Dataset records

========================

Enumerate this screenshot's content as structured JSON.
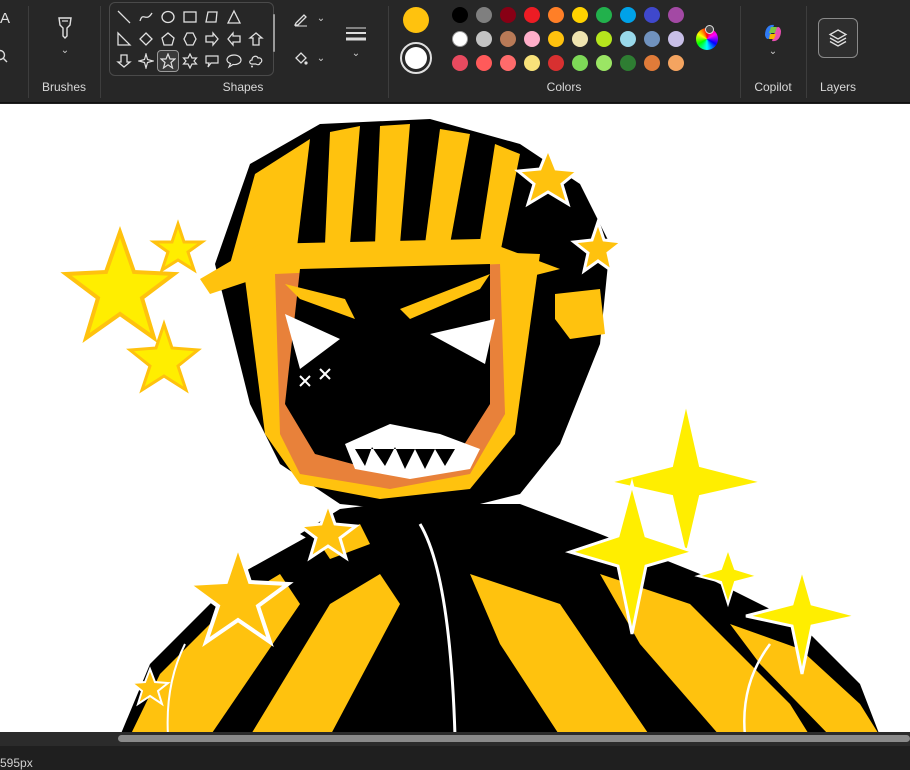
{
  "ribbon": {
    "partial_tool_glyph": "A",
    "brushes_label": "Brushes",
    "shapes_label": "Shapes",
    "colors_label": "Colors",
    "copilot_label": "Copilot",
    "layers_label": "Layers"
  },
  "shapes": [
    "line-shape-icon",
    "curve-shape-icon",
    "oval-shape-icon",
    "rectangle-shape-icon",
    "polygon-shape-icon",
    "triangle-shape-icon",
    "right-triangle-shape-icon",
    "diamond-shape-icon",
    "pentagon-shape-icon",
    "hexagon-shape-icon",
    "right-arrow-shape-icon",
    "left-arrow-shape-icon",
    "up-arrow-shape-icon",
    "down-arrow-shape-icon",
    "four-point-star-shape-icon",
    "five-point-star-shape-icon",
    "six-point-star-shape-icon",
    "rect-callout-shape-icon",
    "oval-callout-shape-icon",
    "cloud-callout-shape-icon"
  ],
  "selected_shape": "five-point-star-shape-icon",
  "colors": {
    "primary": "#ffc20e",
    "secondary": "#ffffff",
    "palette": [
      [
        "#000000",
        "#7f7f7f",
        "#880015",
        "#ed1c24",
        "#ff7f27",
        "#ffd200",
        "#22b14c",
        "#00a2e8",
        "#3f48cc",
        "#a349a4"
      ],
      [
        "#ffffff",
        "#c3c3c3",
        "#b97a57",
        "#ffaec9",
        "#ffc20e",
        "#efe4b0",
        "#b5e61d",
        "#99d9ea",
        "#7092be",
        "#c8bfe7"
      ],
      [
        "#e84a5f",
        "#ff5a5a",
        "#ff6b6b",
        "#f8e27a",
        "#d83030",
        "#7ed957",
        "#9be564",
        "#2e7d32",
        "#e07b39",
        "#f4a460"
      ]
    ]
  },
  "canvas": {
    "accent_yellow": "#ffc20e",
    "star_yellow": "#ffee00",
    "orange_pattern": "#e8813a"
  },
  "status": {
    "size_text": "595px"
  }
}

========================

## WHAT TO PRODUCE
Find all lines with "callout" in them and copy each one.

## WRITTEN REPLY
    "rect-callout-shape-icon",
    "oval-callout-shape-icon",
    "cloud-callout-shape-icon"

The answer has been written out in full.